▸ EXERCISE INSTRUCTIONS: Each record below is to be reproduced without any change.

────────────────────────────────────────

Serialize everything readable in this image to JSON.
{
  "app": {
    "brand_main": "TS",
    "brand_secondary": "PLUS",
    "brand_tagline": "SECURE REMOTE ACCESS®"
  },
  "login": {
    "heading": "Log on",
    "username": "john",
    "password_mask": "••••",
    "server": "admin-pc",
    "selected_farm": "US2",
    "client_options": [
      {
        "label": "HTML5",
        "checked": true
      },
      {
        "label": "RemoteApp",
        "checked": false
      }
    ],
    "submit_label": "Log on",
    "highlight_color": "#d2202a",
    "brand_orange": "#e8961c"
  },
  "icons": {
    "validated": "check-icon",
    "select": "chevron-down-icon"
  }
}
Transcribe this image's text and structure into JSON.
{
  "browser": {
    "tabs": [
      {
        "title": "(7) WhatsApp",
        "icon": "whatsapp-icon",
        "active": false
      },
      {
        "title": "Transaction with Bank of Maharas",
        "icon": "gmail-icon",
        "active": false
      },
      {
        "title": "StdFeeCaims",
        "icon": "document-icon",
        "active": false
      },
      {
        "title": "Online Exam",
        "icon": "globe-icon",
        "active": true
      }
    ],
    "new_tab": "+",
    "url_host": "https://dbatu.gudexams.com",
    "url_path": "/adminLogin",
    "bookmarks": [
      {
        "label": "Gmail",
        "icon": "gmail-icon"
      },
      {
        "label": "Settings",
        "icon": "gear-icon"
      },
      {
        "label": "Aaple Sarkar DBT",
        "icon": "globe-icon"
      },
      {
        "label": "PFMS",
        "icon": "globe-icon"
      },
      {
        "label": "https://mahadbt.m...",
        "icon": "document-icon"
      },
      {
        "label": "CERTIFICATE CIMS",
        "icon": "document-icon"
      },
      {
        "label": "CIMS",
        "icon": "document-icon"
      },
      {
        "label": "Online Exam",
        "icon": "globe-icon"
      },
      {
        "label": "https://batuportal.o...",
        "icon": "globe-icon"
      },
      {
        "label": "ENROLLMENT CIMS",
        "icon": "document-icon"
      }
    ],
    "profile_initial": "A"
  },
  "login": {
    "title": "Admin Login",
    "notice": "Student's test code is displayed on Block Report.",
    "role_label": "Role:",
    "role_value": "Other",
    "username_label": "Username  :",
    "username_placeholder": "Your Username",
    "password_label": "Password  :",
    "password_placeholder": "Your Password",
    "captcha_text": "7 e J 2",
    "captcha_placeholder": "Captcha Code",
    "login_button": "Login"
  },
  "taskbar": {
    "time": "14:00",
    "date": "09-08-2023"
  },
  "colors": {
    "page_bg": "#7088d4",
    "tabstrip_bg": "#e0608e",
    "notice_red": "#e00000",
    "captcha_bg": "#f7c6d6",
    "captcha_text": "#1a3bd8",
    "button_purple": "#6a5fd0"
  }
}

────────────────────────────────────────

▸ EXERCISE RESULT:
Serialize everything readable in this image to JSON.
{
  "app": {
    "brand_main": "TS",
    "brand_secondary": "PLUS",
    "brand_tagline": "SECURE REMOTE ACCESS®"
  },
  "login": {
    "heading": "Log on",
    "username": "john",
    "password_mask": "••••",
    "server": "admin-pc",
    "selected_farm": "US2",
    "client_options": [
      {
        "label": "HTML5",
        "checked": true
      },
      {
        "label": "RemoteApp",
        "checked": false
      }
    ],
    "submit_label": "Log on",
    "highlight_color": "#d2202a",
    "brand_orange": "#e8961c"
  },
  "icons": {
    "validated": "check-icon",
    "select": "chevron-down-icon"
  }
}
Transcribe this image's text and structure into JSON.
{
  "browser": {
    "tabs": [
      {
        "title": "(7) WhatsApp",
        "icon": "whatsapp-icon",
        "active": false
      },
      {
        "title": "Transaction with Bank of Maharas",
        "icon": "gmail-icon",
        "active": false
      },
      {
        "title": "StdFeeCaims",
        "icon": "document-icon",
        "active": false
      },
      {
        "title": "Online Exam",
        "icon": "globe-icon",
        "active": true
      }
    ],
    "new_tab": "+",
    "url_host": "https://dbatu.gudexams.com",
    "url_path": "/adminLogin",
    "bookmarks": [
      {
        "label": "Gmail",
        "icon": "gmail-icon"
      },
      {
        "label": "Settings",
        "icon": "gear-icon"
      },
      {
        "label": "Aaple Sarkar DBT",
        "icon": "globe-icon"
      },
      {
        "label": "PFMS",
        "icon": "globe-icon"
      },
      {
        "label": "https://mahadbt.m...",
        "icon": "document-icon"
      },
      {
        "label": "CERTIFICATE CIMS",
        "icon": "document-icon"
      },
      {
        "label": "CIMS",
        "icon": "document-icon"
      },
      {
        "label": "Online Exam",
        "icon": "globe-icon"
      },
      {
        "label": "https://batuportal.o...",
        "icon": "globe-icon"
      },
      {
        "label": "ENROLLMENT CIMS",
        "icon": "document-icon"
      }
    ],
    "profile_initial": "A"
  },
  "login": {
    "title": "Admin Login",
    "notice": "Student's test code is displayed on Block Report.",
    "role_label": "Role:",
    "role_value": "Other",
    "username_label": "Username  :",
    "username_placeholder": "Your Username",
    "password_label": "Password  :",
    "password_placeholder": "Your Password",
    "captcha_text": "7 e J 2",
    "captcha_placeholder": "Captcha Code",
    "login_button": "Login"
  },
  "taskbar": {
    "time": "14:00",
    "date": "09-08-2023"
  },
  "colors": {
    "page_bg": "#7088d4",
    "tabstrip_bg": "#e0608e",
    "notice_red": "#e00000",
    "captcha_bg": "#f7c6d6",
    "captcha_text": "#1a3bd8",
    "button_purple": "#6a5fd0"
  }
}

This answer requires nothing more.